# WORK TO BE COMPLETED
Take every line that has the string "Review" and copy it out.

# EXERCISE DATA

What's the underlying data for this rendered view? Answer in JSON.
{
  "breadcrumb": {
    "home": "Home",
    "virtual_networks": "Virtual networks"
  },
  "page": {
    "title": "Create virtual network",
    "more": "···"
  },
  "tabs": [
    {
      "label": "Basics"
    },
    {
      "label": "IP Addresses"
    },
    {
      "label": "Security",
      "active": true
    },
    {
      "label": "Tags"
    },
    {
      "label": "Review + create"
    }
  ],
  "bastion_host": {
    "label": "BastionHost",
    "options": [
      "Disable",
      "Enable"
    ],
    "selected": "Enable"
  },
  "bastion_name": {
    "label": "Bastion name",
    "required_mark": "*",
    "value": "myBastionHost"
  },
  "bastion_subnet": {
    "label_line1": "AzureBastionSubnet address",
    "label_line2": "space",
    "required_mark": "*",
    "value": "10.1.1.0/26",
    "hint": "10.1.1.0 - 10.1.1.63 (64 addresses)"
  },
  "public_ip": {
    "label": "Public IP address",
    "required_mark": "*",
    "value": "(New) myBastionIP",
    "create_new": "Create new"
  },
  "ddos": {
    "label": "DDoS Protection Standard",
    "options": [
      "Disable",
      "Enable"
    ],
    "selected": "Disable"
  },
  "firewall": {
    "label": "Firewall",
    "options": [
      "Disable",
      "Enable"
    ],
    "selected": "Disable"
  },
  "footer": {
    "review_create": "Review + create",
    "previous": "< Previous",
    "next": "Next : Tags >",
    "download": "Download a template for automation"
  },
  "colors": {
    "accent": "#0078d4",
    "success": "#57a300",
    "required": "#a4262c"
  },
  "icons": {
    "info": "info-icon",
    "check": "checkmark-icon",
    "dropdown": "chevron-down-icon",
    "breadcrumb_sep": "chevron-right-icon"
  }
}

# TASK OUTPUT
      "label": "Review + create"
    "review_create": "Review + create",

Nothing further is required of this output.